SET TASK => Select the lines that contain "Output" and copy each of them.

[Excerpts from a figure dataset]
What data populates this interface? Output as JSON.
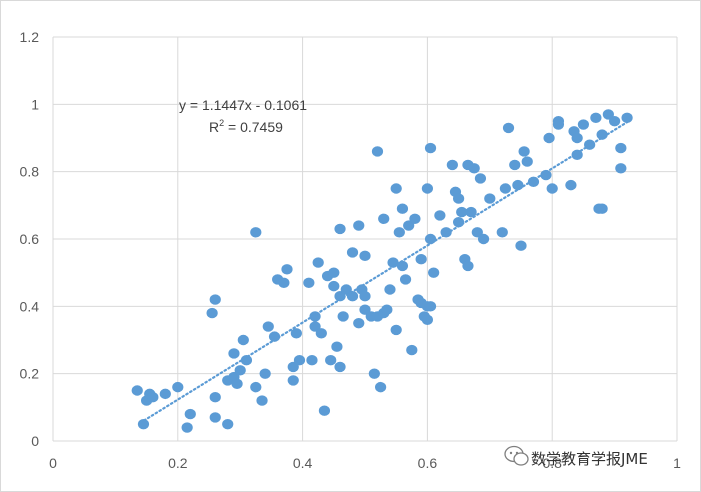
{
  "chart_data": {
    "type": "scatter",
    "title": "",
    "xlabel": "",
    "ylabel": "",
    "xlim": [
      0,
      1
    ],
    "ylim": [
      0,
      1.2
    ],
    "x_ticks": [
      "0",
      "0.2",
      "0.4",
      "0.6",
      "0.8",
      "1"
    ],
    "y_ticks": [
      "0",
      "0.2",
      "0.4",
      "0.6",
      "0.8",
      "1",
      "1.2"
    ],
    "grid": "horizontal and vertical major gridlines",
    "legend": "none",
    "marker_color": "#5b9bd5",
    "trendline": {
      "type": "linear",
      "style": "dotted",
      "color": "#5b9bd5",
      "slope": 1.1447,
      "intercept": -0.1061,
      "x_range": [
        0.14,
        0.92
      ]
    },
    "annotations": {
      "equation": "y = 1.1447x - 0.1061",
      "r_squared_prefix": "R",
      "r_squared_power": "2",
      "r_squared_value": " = 0.7459"
    },
    "points": [
      [
        0.135,
        0.15
      ],
      [
        0.145,
        0.05
      ],
      [
        0.15,
        0.12
      ],
      [
        0.155,
        0.14
      ],
      [
        0.16,
        0.13
      ],
      [
        0.18,
        0.14
      ],
      [
        0.2,
        0.16
      ],
      [
        0.215,
        0.04
      ],
      [
        0.22,
        0.08
      ],
      [
        0.255,
        0.38
      ],
      [
        0.26,
        0.42
      ],
      [
        0.26,
        0.13
      ],
      [
        0.26,
        0.07
      ],
      [
        0.28,
        0.18
      ],
      [
        0.28,
        0.05
      ],
      [
        0.29,
        0.26
      ],
      [
        0.29,
        0.19
      ],
      [
        0.295,
        0.17
      ],
      [
        0.3,
        0.21
      ],
      [
        0.305,
        0.3
      ],
      [
        0.31,
        0.24
      ],
      [
        0.325,
        0.62
      ],
      [
        0.325,
        0.16
      ],
      [
        0.335,
        0.12
      ],
      [
        0.34,
        0.2
      ],
      [
        0.345,
        0.34
      ],
      [
        0.355,
        0.31
      ],
      [
        0.36,
        0.48
      ],
      [
        0.37,
        0.47
      ],
      [
        0.375,
        0.51
      ],
      [
        0.385,
        0.22
      ],
      [
        0.385,
        0.18
      ],
      [
        0.39,
        0.32
      ],
      [
        0.395,
        0.24
      ],
      [
        0.41,
        0.47
      ],
      [
        0.415,
        0.24
      ],
      [
        0.42,
        0.37
      ],
      [
        0.42,
        0.34
      ],
      [
        0.425,
        0.53
      ],
      [
        0.43,
        0.32
      ],
      [
        0.435,
        0.09
      ],
      [
        0.44,
        0.49
      ],
      [
        0.445,
        0.24
      ],
      [
        0.45,
        0.5
      ],
      [
        0.45,
        0.46
      ],
      [
        0.455,
        0.28
      ],
      [
        0.46,
        0.63
      ],
      [
        0.46,
        0.43
      ],
      [
        0.46,
        0.22
      ],
      [
        0.465,
        0.37
      ],
      [
        0.47,
        0.45
      ],
      [
        0.48,
        0.56
      ],
      [
        0.48,
        0.43
      ],
      [
        0.49,
        0.35
      ],
      [
        0.49,
        0.64
      ],
      [
        0.495,
        0.45
      ],
      [
        0.5,
        0.43
      ],
      [
        0.5,
        0.55
      ],
      [
        0.5,
        0.39
      ],
      [
        0.51,
        0.37
      ],
      [
        0.515,
        0.2
      ],
      [
        0.52,
        0.86
      ],
      [
        0.52,
        0.37
      ],
      [
        0.525,
        0.16
      ],
      [
        0.53,
        0.66
      ],
      [
        0.53,
        0.38
      ],
      [
        0.535,
        0.39
      ],
      [
        0.54,
        0.45
      ],
      [
        0.545,
        0.53
      ],
      [
        0.55,
        0.75
      ],
      [
        0.55,
        0.33
      ],
      [
        0.555,
        0.62
      ],
      [
        0.56,
        0.69
      ],
      [
        0.56,
        0.52
      ],
      [
        0.565,
        0.48
      ],
      [
        0.57,
        0.64
      ],
      [
        0.575,
        0.27
      ],
      [
        0.58,
        0.66
      ],
      [
        0.585,
        0.42
      ],
      [
        0.59,
        0.41
      ],
      [
        0.59,
        0.54
      ],
      [
        0.595,
        0.37
      ],
      [
        0.6,
        0.4
      ],
      [
        0.6,
        0.75
      ],
      [
        0.6,
        0.36
      ],
      [
        0.605,
        0.87
      ],
      [
        0.605,
        0.4
      ],
      [
        0.605,
        0.6
      ],
      [
        0.61,
        0.5
      ],
      [
        0.62,
        0.67
      ],
      [
        0.63,
        0.62
      ],
      [
        0.64,
        0.82
      ],
      [
        0.645,
        0.74
      ],
      [
        0.65,
        0.72
      ],
      [
        0.65,
        0.65
      ],
      [
        0.655,
        0.68
      ],
      [
        0.66,
        0.54
      ],
      [
        0.665,
        0.82
      ],
      [
        0.665,
        0.52
      ],
      [
        0.67,
        0.68
      ],
      [
        0.675,
        0.81
      ],
      [
        0.68,
        0.62
      ],
      [
        0.685,
        0.78
      ],
      [
        0.69,
        0.6
      ],
      [
        0.7,
        0.72
      ],
      [
        0.72,
        0.62
      ],
      [
        0.725,
        0.75
      ],
      [
        0.73,
        0.93
      ],
      [
        0.74,
        0.82
      ],
      [
        0.745,
        0.76
      ],
      [
        0.75,
        0.58
      ],
      [
        0.755,
        0.86
      ],
      [
        0.76,
        0.83
      ],
      [
        0.77,
        0.77
      ],
      [
        0.79,
        0.79
      ],
      [
        0.795,
        0.9
      ],
      [
        0.8,
        0.75
      ],
      [
        0.81,
        0.95
      ],
      [
        0.81,
        0.94
      ],
      [
        0.83,
        0.76
      ],
      [
        0.835,
        0.92
      ],
      [
        0.84,
        0.85
      ],
      [
        0.84,
        0.9
      ],
      [
        0.85,
        0.94
      ],
      [
        0.86,
        0.88
      ],
      [
        0.87,
        0.96
      ],
      [
        0.875,
        0.69
      ],
      [
        0.88,
        0.91
      ],
      [
        0.88,
        0.69
      ],
      [
        0.89,
        0.97
      ],
      [
        0.9,
        0.95
      ],
      [
        0.91,
        0.87
      ],
      [
        0.91,
        0.81
      ],
      [
        0.92,
        0.96
      ]
    ]
  },
  "watermark": {
    "icon": "wechat-icon",
    "text": "数学教育学报JME"
  }
}
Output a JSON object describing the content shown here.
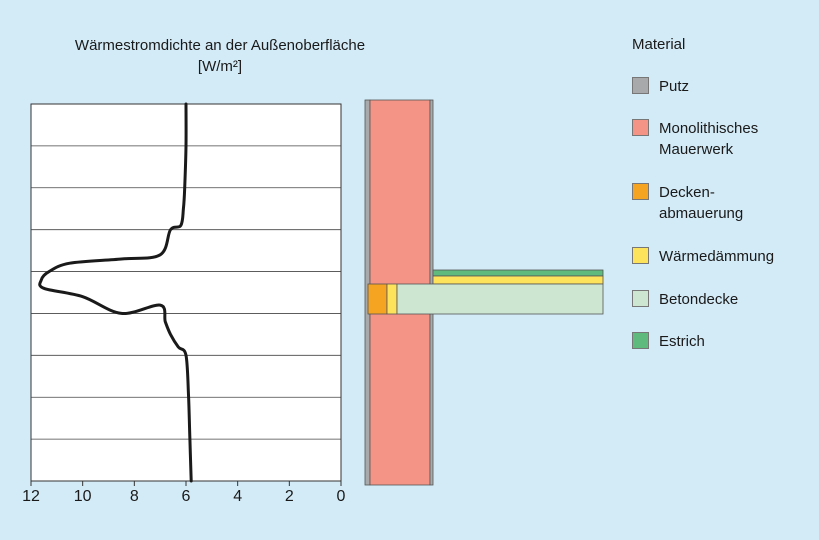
{
  "chart_title": "Wärmestromdichte an der Außenoberfläche",
  "chart_unit": "[W/m²]",
  "chart_data": {
    "type": "line",
    "title": "Wärmestromdichte an der Außenoberfläche",
    "xlabel": "[W/m²]",
    "ylabel": "",
    "x_ticks": [
      "12",
      "10",
      "8",
      "6",
      "4",
      "2",
      "0"
    ],
    "xlim": [
      12,
      0
    ],
    "ylim": [
      0,
      9
    ],
    "grid": true,
    "series": [
      {
        "values": [
          [
            5.8,
            0
          ],
          [
            5.85,
            1
          ],
          [
            5.9,
            2
          ],
          [
            6.0,
            3
          ],
          [
            6.3,
            3.2
          ],
          [
            6.6,
            3.5
          ],
          [
            6.8,
            3.8
          ],
          [
            7.0,
            4.2
          ],
          [
            8.5,
            4.0
          ],
          [
            10.0,
            4.4
          ],
          [
            11.5,
            4.6
          ],
          [
            11.6,
            4.8
          ],
          [
            11.3,
            5.0
          ],
          [
            10.5,
            5.2
          ],
          [
            8.5,
            5.3
          ],
          [
            7.0,
            5.4
          ],
          [
            6.6,
            6.0
          ],
          [
            6.2,
            6.1
          ],
          [
            6.1,
            6.5
          ],
          [
            6.05,
            7.0
          ],
          [
            6.0,
            8.0
          ],
          [
            6.0,
            9.0
          ]
        ]
      }
    ]
  },
  "legend": {
    "title": "Material",
    "items": [
      {
        "label": "Putz",
        "color": "#a7a9ab"
      },
      {
        "label": "Monolithisches\nMauerwerk",
        "color": "#f49486"
      },
      {
        "label": "Decken-\nabmauerung",
        "color": "#f5a421"
      },
      {
        "label": "Wärmedämmung",
        "color": "#fde35c"
      },
      {
        "label": "Betondecke",
        "color": "#cce6d2"
      },
      {
        "label": "Estrich",
        "color": "#5fba7d"
      }
    ]
  },
  "colors": {
    "background": "#d3ebf7",
    "plot_background": "#ffffff",
    "curve": "#1a1a1a"
  }
}
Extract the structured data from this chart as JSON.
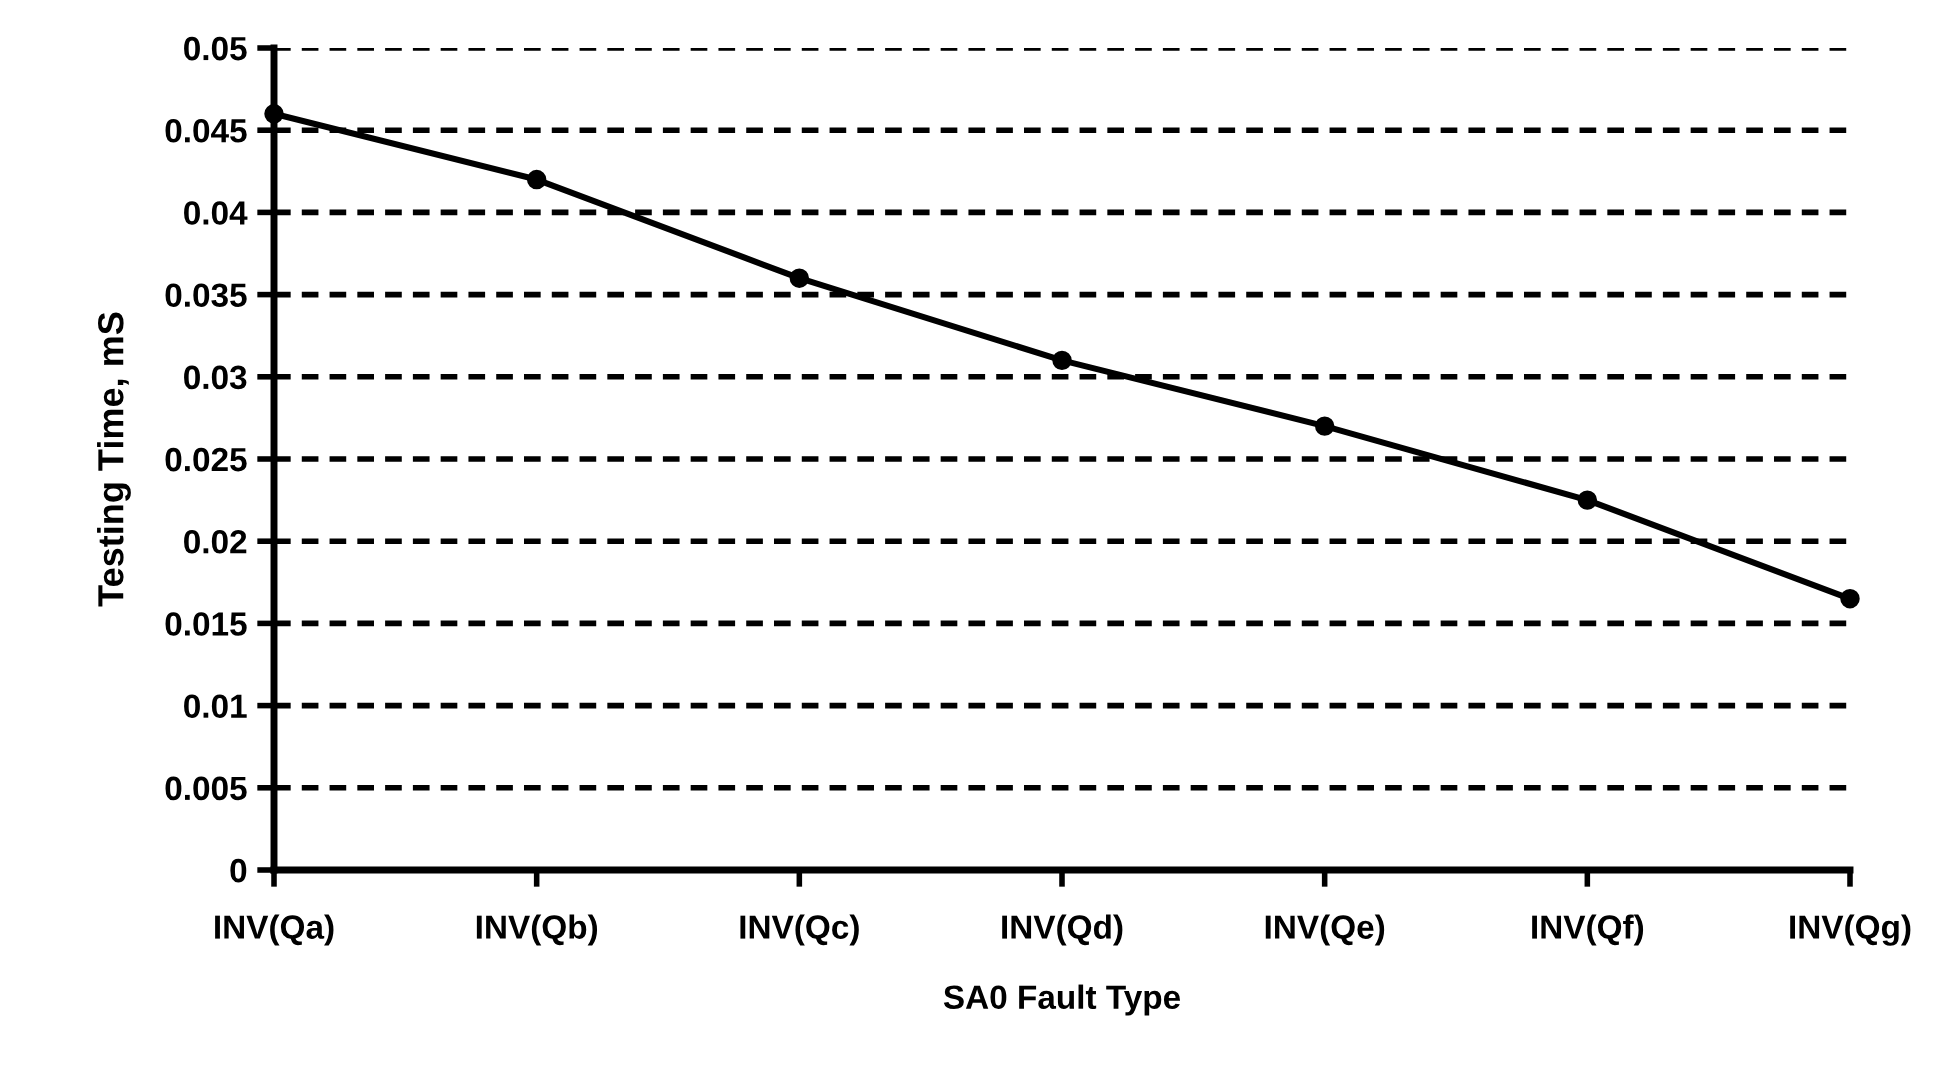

WRITTEN ANSWER =>
What data populates this interface? Output as JSON.
Output a JSON object describing the content shown here.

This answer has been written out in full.